--- Provided records ---

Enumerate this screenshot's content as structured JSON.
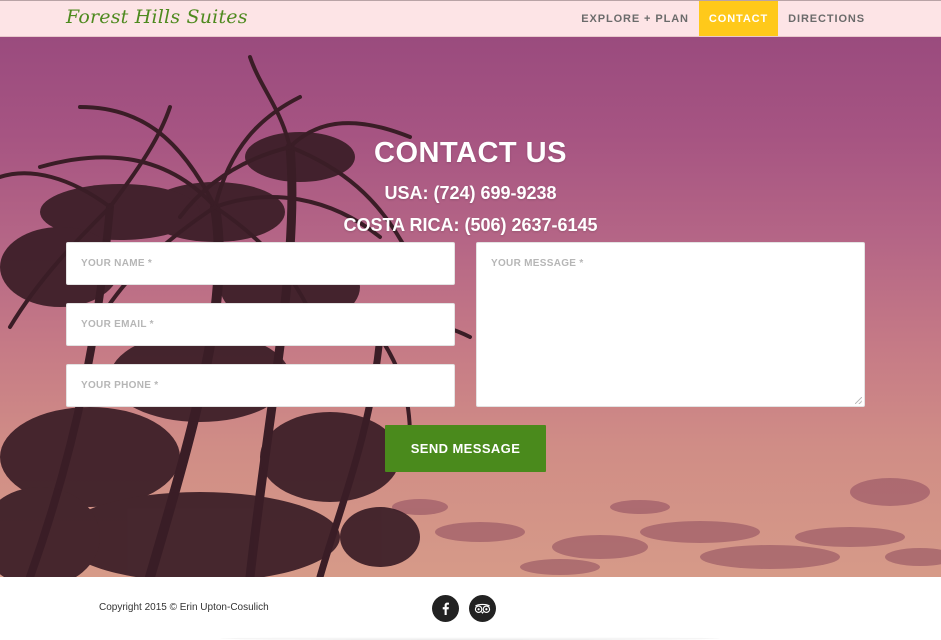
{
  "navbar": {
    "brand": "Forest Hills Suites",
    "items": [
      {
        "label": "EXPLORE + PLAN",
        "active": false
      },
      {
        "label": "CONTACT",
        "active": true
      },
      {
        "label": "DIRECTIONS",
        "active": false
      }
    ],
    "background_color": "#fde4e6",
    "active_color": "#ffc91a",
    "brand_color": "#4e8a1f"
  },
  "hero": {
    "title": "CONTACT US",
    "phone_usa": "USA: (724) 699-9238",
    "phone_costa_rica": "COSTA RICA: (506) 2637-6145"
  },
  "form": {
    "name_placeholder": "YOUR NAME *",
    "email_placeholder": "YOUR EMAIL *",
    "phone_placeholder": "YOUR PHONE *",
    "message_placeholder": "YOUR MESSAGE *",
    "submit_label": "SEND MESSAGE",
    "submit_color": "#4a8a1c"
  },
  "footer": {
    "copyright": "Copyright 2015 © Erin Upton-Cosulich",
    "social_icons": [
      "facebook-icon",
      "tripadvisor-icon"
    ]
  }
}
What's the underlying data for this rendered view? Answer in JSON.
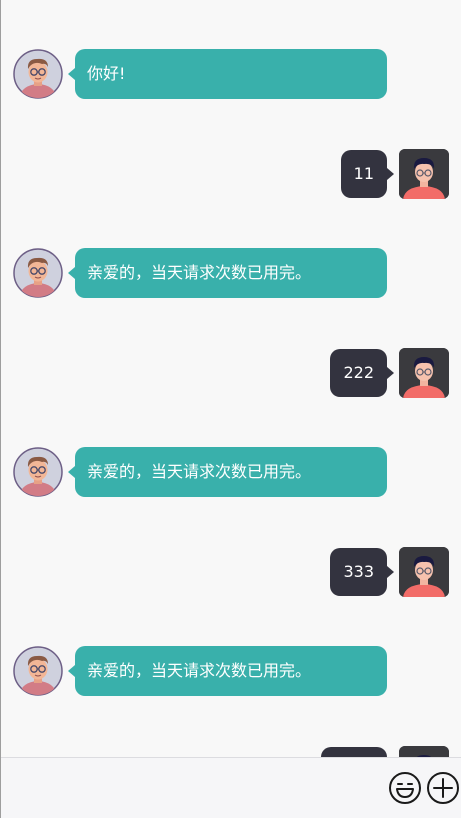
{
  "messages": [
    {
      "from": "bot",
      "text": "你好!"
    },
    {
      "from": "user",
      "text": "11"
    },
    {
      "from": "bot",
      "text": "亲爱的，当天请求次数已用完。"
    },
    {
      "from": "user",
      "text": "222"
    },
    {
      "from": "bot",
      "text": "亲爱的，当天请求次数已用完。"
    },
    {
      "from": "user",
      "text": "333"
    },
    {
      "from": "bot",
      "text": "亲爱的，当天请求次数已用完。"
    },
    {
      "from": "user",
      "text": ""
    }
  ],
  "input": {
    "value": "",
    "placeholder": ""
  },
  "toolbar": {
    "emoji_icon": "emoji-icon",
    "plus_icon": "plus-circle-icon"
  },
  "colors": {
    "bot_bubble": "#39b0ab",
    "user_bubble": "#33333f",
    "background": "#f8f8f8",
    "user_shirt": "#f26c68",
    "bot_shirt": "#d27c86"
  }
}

---

To be done: Repeat the records above exactly, leaving out the pictures.

Task solution:
Enumerate this screenshot's content as structured JSON.
{
  "navbar": {
    "brand": "Forest Hills Suites",
    "items": [
      {
        "label": "EXPLORE + PLAN",
        "active": false
      },
      {
        "label": "CONTACT",
        "active": true
      },
      {
        "label": "DIRECTIONS",
        "active": false
      }
    ],
    "background_color": "#fde4e6",
    "active_color": "#ffc91a",
    "brand_color": "#4e8a1f"
  },
  "hero": {
    "title": "CONTACT US",
    "phone_usa": "USA: (724) 699-9238",
    "phone_costa_rica": "COSTA RICA: (506) 2637-6145"
  },
  "form": {
    "name_placeholder": "YOUR NAME *",
    "email_placeholder": "YOUR EMAIL *",
    "phone_placeholder": "YOUR PHONE *",
    "message_placeholder": "YOUR MESSAGE *",
    "submit_label": "SEND MESSAGE",
    "submit_color": "#4a8a1c"
  },
  "footer": {
    "copyright": "Copyright 2015 © Erin Upton-Cosulich",
    "social_icons": [
      "facebook-icon",
      "tripadvisor-icon"
    ]
  }
}
What's the underlying data for this rendered view? Answer in JSON.
{
  "messages": [
    {
      "from": "bot",
      "text": "你好!"
    },
    {
      "from": "user",
      "text": "11"
    },
    {
      "from": "bot",
      "text": "亲爱的，当天请求次数已用完。"
    },
    {
      "from": "user",
      "text": "222"
    },
    {
      "from": "bot",
      "text": "亲爱的，当天请求次数已用完。"
    },
    {
      "from": "user",
      "text": "333"
    },
    {
      "from": "bot",
      "text": "亲爱的，当天请求次数已用完。"
    },
    {
      "from": "user",
      "text": ""
    }
  ],
  "input": {
    "value": "",
    "placeholder": ""
  },
  "toolbar": {
    "emoji_icon": "emoji-icon",
    "plus_icon": "plus-circle-icon"
  },
  "colors": {
    "bot_bubble": "#39b0ab",
    "user_bubble": "#33333f",
    "background": "#f8f8f8",
    "user_shirt": "#f26c68",
    "bot_shirt": "#d27c86"
  }
}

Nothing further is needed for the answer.